<<<<
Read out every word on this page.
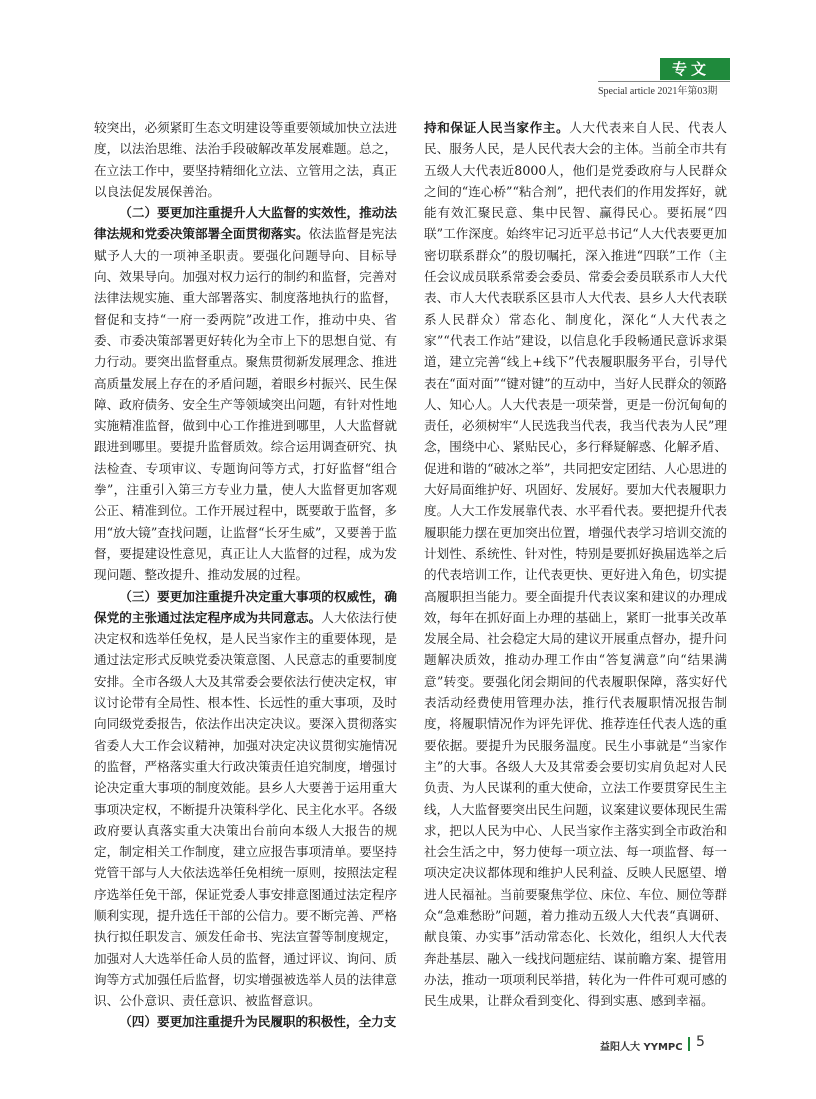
专文
Special article 2021年第03期

较突出，必须紧盯生态文明建设等重要领域加快立法进度，以法治思维、法治手段破解改革发展难题。总之，在立法工作中，要坚持精细化立法、立管用之法，真正以良法促发展保善治。

（二）要更加注重提升人大监督的实效性，推动法律法规和党委决策部署全面贯彻落实。依法监督是宪法赋予人大的一项神圣职责。要强化问题导向、目标导向、效果导向。加强对权力运行的制约和监督，完善对法律法规实施、重大部署落实、制度落地执行的监督，督促和支持“一府一委两院”改进工作，推动中央、省委、市委决策部署更好转化为全市上下的思想自觉、有力行动。要突出监督重点。聚焦贯彻新发展理念、推进高质量发展上存在的矛盾问题，着眼乡村振兴、民生保障、政府债务、安全生产等领域突出问题，有针对性地实施精准监督，做到中心工作推进到哪里，人大监督就跟进到哪里。要提升监督质效。综合运用调查研究、执法检查、专项审议、专题询问等方式，打好监督“组合拳”，注重引入第三方专业力量，使人大监督更加客观公正、精准到位。工作开展过程中，既要敢于监督，多用“放大镜”查找问题，让监督“长牙生威”，又要善于监督，要提建设性意见，真正让人大监督的过程，成为发现问题、整改提升、推动发展的过程。

（三）要更加注重提升决定重大事项的权威性，确保党的主张通过法定程序成为共同意志。人大依法行使决定权和选举任免权，是人民当家作主的重要体现，是通过法定形式反映党委决策意图、人民意志的重要制度安排。全市各级人大及其常委会要依法行使决定权，审议讨论带有全局性、根本性、长远性的重大事项，及时向同级党委报告，依法作出决定决议。要深入贯彻落实省委人大工作会议精神，加强对决定决议贯彻实施情况的监督，严格落实重大行政决策责任追究制度，增强讨论决定重大事项的制度效能。县乡人大要善于运用重大事项决定权，不断提升决策科学化、民主化水平。各级政府要认真落实重大决策出台前向本级人大报告的规定，制定相关工作制度，建立应报告事项清单。要坚持党管干部与人大依法选举任免相统一原则，按照法定程序选举任免干部，保证党委人事安排意图通过法定程序顺利实现，提升选任干部的公信力。要不断完善、严格执行拟任职发言、颁发任命书、宪法宣誓等制度规定，加强对人大选举任命人员的监督，通过评议、询问、质询等方式加强任后监督，切实增强被选举人员的法律意识、公仆意识、责任意识、被监督意识。

（四）要更加注重提升为民履职的积极性，全力支

持和保证人民当家作主。人大代表来自人民、代表人民、服务人民，是人民代表大会的主体。当前全市共有五级人大代表近8000人，他们是党委政府与人民群众之间的“连心桥”“粘合剂”，把代表们的作用发挥好，就能有效汇聚民意、集中民智、赢得民心。要拓展“四联”工作深度。始终牢记习近平总书记“人大代表要更加密切联系群众”的殷切嘱托，深入推进“四联”工作（主任会议成员联系常委会委员、常委会委员联系市人大代表、市人大代表联系区县市人大代表、县乡人大代表联系人民群众）常态化、制度化，深化“人大代表之家”“代表工作站”建设，以信息化手段畅通民意诉求渠道，建立完善“线上+线下”代表履职服务平台，引导代表在“面对面”“键对键”的互动中，当好人民群众的领路人、知心人。人大代表是一项荣誉，更是一份沉甸甸的责任，必须树牢“人民选我当代表，我当代表为人民”理念，围绕中心、紧贴民心，多行释疑解惑、化解矛盾、促进和谐的“破冰之举”，共同把安定团结、人心思进的大好局面维护好、巩固好、发展好。要加大代表履职力度。人大工作发展靠代表、水平看代表。要把提升代表履职能力摆在更加突出位置，增强代表学习培训交流的计划性、系统性、针对性，特别是要抓好换届选举之后的代表培训工作，让代表更快、更好进入角色，切实提高履职担当能力。要全面提升代表议案和建议的办理成效，每年在抓好面上办理的基础上，紧盯一批事关改革发展全局、社会稳定大局的建议开展重点督办，提升问题解决质效，推动办理工作由“答复满意”向“结果满意”转变。要强化闭会期间的代表履职保障，落实好代表活动经费使用管理办法，推行代表履职情况报告制度，将履职情况作为评先评优、推荐连任代表人选的重要依据。要提升为民服务温度。民生小事就是“当家作主”的大事。各级人大及其常委会要切实肩负起对人民负责、为人民谋利的重大使命，立法工作要贯穿民生主线，人大监督要突出民生问题，议案建议要体现民生需求，把以人民为中心、人民当家作主落实到全市政治和社会生活之中，努力使每一项立法、每一项监督、每一项决定决议都体现和维护人民利益、反映人民愿望、增进人民福祉。当前要聚焦学位、床位、车位、厕位等群众“急难愁盼”问题，着力推动五级人大代表“真调研、献良策、办实事”活动常态化、长效化，组织人大代表奔赴基层、融入一线找问题症结、谋前瞻方案、提管用办法，推动一项项利民举措，转化为一件件可观可感的民生成果，让群众看到变化、得到实惠、感到幸福。

益阳人大 YYMPC 5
>>>>
Reproduce every record above exactly, but leave out the pictures.

* _Answer in full_
Read out every word on this page.
专文
Special article 2021年第03期

较突出，必须紧盯生态文明建设等重要领域加快立法进度，以法治思维、法治手段破解改革发展难题。总之，在立法工作中，要坚持精细化立法、立管用之法，真正以良法促发展保善治。

（二）要更加注重提升人大监督的实效性，推动法律法规和党委决策部署全面贯彻落实。依法监督是宪法赋予人大的一项神圣职责。要强化问题导向、目标导向、效果导向。加强对权力运行的制约和监督，完善对法律法规实施、重大部署落实、制度落地执行的监督，督促和支持“一府一委两院”改进工作，推动中央、省委、市委决策部署更好转化为全市上下的思想自觉、有力行动。要突出监督重点。聚焦贯彻新发展理念、推进高质量发展上存在的矛盾问题，着眼乡村振兴、民生保障、政府债务、安全生产等领域突出问题，有针对性地实施精准监督，做到中心工作推进到哪里，人大监督就跟进到哪里。要提升监督质效。综合运用调查研究、执法检查、专项审议、专题询问等方式，打好监督“组合拳”，注重引入第三方专业力量，使人大监督更加客观公正、精准到位。工作开展过程中，既要敢于监督，多用“放大镜”查找问题，让监督“长牙生威”，又要善于监督，要提建设性意见，真正让人大监督的过程，成为发现问题、整改提升、推动发展的过程。

（三）要更加注重提升决定重大事项的权威性，确保党的主张通过法定程序成为共同意志。人大依法行使决定权和选举任免权，是人民当家作主的重要体现，是通过法定形式反映党委决策意图、人民意志的重要制度安排。全市各级人大及其常委会要依法行使决定权，审议讨论带有全局性、根本性、长远性的重大事项，及时向同级党委报告，依法作出决定决议。要深入贯彻落实省委人大工作会议精神，加强对决定决议贯彻实施情况的监督，严格落实重大行政决策责任追究制度，增强讨论决定重大事项的制度效能。县乡人大要善于运用重大事项决定权，不断提升决策科学化、民主化水平。各级政府要认真落实重大决策出台前向本级人大报告的规定，制定相关工作制度，建立应报告事项清单。要坚持党管干部与人大依法选举任免相统一原则，按照法定程序选举任免干部，保证党委人事安排意图通过法定程序顺利实现，提升选任干部的公信力。要不断完善、严格执行拟任职发言、颁发任命书、宪法宣誓等制度规定，加强对人大选举任命人员的监督，通过评议、询问、质询等方式加强任后监督，切实增强被选举人员的法律意识、公仆意识、责任意识、被监督意识。

（四）要更加注重提升为民履职的积极性，全力支

持和保证人民当家作主。人大代表来自人民、代表人民、服务人民，是人民代表大会的主体。当前全市共有五级人大代表近8000人，他们是党委政府与人民群众之间的“连心桥”“粘合剂”，把代表们的作用发挥好，就能有效汇聚民意、集中民智、赢得民心。要拓展“四联”工作深度。始终牢记习近平总书记“人大代表要更加密切联系群众”的殷切嘱托，深入推进“四联”工作（主任会议成员联系常委会委员、常委会委员联系市人大代表、市人大代表联系区县市人大代表、县乡人大代表联系人民群众）常态化、制度化，深化“人大代表之家”“代表工作站”建设，以信息化手段畅通民意诉求渠道，建立完善“线上+线下”代表履职服务平台，引导代表在“面对面”“键对键”的互动中，当好人民群众的领路人、知心人。人大代表是一项荣誉，更是一份沉甸甸的责任，必须树牢“人民选我当代表，我当代表为人民”理念，围绕中心、紧贴民心，多行释疑解惑、化解矛盾、促进和谐的“破冰之举”，共同把安定团结、人心思进的大好局面维护好、巩固好、发展好。要加大代表履职力度。人大工作发展靠代表、水平看代表。要把提升代表履职能力摆在更加突出位置，增强代表学习培训交流的计划性、系统性、针对性，特别是要抓好换届选举之后的代表培训工作，让代表更快、更好进入角色，切实提高履职担当能力。要全面提升代表议案和建议的办理成效，每年在抓好面上办理的基础上，紧盯一批事关改革发展全局、社会稳定大局的建议开展重点督办，提升问题解决质效，推动办理工作由“答复满意”向“结果满意”转变。要强化闭会期间的代表履职保障，落实好代表活动经费使用管理办法，推行代表履职情况报告制度，将履职情况作为评先评优、推荐连任代表人选的重要依据。要提升为民服务温度。民生小事就是“当家作主”的大事。各级人大及其常委会要切实肩负起对人民负责、为人民谋利的重大使命，立法工作要贯穿民生主线，人大监督要突出民生问题，议案建议要体现民生需求，把以人民为中心、人民当家作主落实到全市政治和社会生活之中，努力使每一项立法、每一项监督、每一项决定决议都体现和维护人民利益、反映人民愿望、增进人民福祉。当前要聚焦学位、床位、车位、厕位等群众“急难愁盼”问题，着力推动五级人大代表“真调研、献良策、办实事”活动常态化、长效化，组织人大代表奔赴基层、融入一线找问题症结、谋前瞻方案、提管用办法，推动一项项利民举措，转化为一件件可观可感的民生成果，让群众看到变化、得到实惠、感到幸福。

益阳人大 YYMPC 5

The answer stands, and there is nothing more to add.